# BRIEF
Copy each line exactly. Leave nothing out.

□ □ □ □

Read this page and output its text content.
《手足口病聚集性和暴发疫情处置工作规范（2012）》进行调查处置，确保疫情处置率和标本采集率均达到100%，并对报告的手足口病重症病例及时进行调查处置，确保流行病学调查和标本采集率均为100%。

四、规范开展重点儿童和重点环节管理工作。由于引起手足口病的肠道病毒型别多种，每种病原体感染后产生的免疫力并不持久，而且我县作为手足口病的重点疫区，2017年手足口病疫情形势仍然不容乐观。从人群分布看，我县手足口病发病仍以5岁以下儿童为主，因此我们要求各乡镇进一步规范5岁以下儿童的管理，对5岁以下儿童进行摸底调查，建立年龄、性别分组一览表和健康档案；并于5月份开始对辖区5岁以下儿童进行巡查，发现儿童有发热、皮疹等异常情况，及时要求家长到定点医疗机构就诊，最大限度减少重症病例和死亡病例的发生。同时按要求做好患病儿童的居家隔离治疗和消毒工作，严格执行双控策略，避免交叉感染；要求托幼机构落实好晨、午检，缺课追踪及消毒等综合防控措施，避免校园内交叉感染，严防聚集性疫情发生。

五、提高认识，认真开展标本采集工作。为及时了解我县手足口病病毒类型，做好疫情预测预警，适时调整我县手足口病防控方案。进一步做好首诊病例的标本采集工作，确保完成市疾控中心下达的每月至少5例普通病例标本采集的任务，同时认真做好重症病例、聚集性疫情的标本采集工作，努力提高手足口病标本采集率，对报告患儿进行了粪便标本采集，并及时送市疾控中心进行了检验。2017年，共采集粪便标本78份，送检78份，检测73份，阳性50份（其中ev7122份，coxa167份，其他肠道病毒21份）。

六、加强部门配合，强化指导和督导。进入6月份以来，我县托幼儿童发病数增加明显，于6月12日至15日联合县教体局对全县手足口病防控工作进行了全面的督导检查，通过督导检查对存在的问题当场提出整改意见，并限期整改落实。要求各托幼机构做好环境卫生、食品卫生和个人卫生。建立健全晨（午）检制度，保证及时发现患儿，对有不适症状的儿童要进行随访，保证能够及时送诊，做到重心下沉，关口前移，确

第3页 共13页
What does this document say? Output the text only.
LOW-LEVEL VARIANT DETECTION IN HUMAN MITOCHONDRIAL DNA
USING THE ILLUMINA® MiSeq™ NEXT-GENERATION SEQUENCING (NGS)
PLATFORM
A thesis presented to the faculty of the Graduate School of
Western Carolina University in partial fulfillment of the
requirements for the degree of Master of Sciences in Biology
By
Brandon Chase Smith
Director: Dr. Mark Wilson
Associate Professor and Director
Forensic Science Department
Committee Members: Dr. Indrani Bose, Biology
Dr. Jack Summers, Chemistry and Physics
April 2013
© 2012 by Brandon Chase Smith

□ □ □ □

# RESPONSE FOR THIS EXERCISE
Read this page and output its text content.
《手足口病聚集性和暴发疫情处置工作规范（2012）》进行调查处置，确保疫情处置率和标本采集率均达到100%，并对报告的手足口病重症病例及时进行调查处置，确保流行病学调查和标本采集率均为100%。

四、规范开展重点儿童和重点环节管理工作。由于引起手足口病的肠道病毒型别多种，每种病原体感染后产生的免疫力并不持久，而且我县作为手足口病的重点疫区，2017年手足口病疫情形势仍然不容乐观。从人群分布看，我县手足口病发病仍以5岁以下儿童为主，因此我们要求各乡镇进一步规范5岁以下儿童的管理，对5岁以下儿童进行摸底调查，建立年龄、性别分组一览表和健康档案；并于5月份开始对辖区5岁以下儿童进行巡查，发现儿童有发热、皮疹等异常情况，及时要求家长到定点医疗机构就诊，最大限度减少重症病例和死亡病例的发生。同时按要求做好患病儿童的居家隔离治疗和消毒工作，严格执行双控策略，避免交叉感染；要求托幼机构落实好晨、午检，缺课追踪及消毒等综合防控措施，避免校园内交叉感染，严防聚集性疫情发生。

五、提高认识，认真开展标本采集工作。为及时了解我县手足口病病毒类型，做好疫情预测预警，适时调整我县手足口病防控方案。进一步做好首诊病例的标本采集工作，确保完成市疾控中心下达的每月至少5例普通病例标本采集的任务，同时认真做好重症病例、聚集性疫情的标本采集工作，努力提高手足口病标本采集率，对报告患儿进行了粪便标本采集，并及时送市疾控中心进行了检验。2017年，共采集粪便标本78份，送检78份，检测73份，阳性50份（其中ev7122份，coxa167份，其他肠道病毒21份）。

六、加强部门配合，强化指导和督导。进入6月份以来，我县托幼儿童发病数增加明显，于6月12日至15日联合县教体局对全县手足口病防控工作进行了全面的督导检查，通过督导检查对存在的问题当场提出整改意见，并限期整改落实。要求各托幼机构做好环境卫生、食品卫生和个人卫生。建立健全晨（午）检制度，保证及时发现患儿，对有不适症状的儿童要进行随访，保证能够及时送诊，做到重心下沉，关口前移，确

第3页 共13页
What does this document say? Output the text only.
LOW-LEVEL VARIANT DETECTION IN HUMAN MITOCHONDRIAL DNA
USING THE ILLUMINA® MiSeq™ NEXT-GENERATION SEQUENCING (NGS)
PLATFORM
A thesis presented to the faculty of the Graduate School of
Western Carolina University in partial fulfillment of the
requirements for the degree of Master of Sciences in Biology
By
Brandon Chase Smith
Director: Dr. Mark Wilson
Associate Professor and Director
Forensic Science Department
Committee Members: Dr. Indrani Bose, Biology
Dr. Jack Summers, Chemistry and Physics
April 2013
© 2012 by Brandon Chase Smith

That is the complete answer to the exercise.